WHAT IS REQUIRED: Count the lines that hold the string "Shield". Reply with the number alone.

Dataset rows:
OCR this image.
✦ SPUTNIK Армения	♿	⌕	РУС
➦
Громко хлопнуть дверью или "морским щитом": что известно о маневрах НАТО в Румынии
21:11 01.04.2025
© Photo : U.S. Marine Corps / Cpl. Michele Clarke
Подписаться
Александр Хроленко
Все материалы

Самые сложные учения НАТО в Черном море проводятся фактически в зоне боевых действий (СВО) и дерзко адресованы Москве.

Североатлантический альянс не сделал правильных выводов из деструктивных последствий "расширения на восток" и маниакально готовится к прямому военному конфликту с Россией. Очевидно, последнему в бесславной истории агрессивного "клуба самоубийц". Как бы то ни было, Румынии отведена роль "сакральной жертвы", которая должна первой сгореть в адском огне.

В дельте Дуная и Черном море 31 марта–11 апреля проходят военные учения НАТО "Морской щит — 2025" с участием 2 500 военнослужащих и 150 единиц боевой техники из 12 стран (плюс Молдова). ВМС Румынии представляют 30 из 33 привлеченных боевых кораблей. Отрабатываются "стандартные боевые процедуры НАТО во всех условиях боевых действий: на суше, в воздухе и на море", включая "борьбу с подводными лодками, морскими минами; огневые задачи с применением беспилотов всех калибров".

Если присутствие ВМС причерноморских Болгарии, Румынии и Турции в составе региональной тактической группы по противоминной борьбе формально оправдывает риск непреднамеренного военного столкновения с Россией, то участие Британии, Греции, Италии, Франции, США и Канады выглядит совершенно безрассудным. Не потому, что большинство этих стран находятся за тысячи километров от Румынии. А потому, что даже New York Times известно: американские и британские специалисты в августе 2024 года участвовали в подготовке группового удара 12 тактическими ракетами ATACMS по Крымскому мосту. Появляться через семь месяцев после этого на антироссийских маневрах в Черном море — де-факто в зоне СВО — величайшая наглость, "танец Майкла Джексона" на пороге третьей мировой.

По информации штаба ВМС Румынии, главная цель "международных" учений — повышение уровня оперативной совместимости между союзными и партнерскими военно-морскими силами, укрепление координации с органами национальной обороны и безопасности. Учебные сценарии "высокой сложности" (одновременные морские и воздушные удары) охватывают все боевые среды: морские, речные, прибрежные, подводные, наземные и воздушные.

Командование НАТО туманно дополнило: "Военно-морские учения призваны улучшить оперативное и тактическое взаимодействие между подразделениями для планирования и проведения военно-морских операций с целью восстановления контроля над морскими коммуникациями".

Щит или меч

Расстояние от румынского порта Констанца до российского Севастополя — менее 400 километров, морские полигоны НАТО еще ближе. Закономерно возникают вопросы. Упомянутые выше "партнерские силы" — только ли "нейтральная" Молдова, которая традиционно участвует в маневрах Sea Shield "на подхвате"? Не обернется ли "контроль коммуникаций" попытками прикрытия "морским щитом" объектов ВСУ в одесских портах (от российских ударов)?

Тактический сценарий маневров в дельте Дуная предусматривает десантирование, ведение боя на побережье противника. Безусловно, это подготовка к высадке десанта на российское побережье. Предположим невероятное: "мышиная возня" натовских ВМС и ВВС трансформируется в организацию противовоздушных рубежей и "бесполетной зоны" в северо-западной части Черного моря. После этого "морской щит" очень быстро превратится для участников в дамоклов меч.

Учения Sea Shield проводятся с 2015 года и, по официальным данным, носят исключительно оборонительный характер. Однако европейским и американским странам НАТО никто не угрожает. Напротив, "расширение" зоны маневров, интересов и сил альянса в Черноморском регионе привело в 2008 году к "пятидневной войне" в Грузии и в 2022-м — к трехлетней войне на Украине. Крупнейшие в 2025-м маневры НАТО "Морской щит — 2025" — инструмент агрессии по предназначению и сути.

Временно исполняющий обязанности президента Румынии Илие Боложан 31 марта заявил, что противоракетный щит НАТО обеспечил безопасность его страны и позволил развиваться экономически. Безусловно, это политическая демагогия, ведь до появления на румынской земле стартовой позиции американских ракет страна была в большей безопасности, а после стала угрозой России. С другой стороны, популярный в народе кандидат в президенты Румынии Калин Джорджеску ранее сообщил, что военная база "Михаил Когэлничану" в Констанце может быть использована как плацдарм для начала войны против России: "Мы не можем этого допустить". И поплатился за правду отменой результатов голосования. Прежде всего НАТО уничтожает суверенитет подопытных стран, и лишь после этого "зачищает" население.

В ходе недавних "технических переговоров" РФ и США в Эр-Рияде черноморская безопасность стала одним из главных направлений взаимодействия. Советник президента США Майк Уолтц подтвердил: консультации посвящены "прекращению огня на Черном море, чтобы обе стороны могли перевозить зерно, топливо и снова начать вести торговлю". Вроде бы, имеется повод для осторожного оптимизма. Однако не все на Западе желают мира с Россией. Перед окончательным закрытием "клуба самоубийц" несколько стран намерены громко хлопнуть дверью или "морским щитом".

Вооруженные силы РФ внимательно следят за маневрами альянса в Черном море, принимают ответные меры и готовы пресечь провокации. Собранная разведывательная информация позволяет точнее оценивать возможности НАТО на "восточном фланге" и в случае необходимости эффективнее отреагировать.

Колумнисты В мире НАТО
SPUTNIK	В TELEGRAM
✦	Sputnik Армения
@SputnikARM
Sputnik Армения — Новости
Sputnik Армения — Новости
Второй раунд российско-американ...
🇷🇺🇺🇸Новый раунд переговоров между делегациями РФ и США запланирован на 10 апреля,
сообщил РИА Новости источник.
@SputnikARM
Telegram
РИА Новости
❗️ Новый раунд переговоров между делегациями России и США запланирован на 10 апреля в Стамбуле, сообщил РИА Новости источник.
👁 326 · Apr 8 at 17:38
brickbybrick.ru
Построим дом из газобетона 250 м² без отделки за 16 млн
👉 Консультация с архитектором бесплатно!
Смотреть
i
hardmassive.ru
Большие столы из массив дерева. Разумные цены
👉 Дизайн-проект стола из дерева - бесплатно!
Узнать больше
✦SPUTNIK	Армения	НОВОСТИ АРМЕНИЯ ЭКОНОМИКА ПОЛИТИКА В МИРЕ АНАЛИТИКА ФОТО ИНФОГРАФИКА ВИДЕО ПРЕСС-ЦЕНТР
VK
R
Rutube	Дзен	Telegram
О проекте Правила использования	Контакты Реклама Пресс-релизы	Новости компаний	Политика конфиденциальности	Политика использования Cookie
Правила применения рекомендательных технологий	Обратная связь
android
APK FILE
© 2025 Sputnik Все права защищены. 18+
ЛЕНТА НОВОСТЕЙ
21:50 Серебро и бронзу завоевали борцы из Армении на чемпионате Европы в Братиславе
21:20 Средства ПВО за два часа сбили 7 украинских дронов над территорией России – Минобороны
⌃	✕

SOLUTION FOR THIS EXERCISE: 2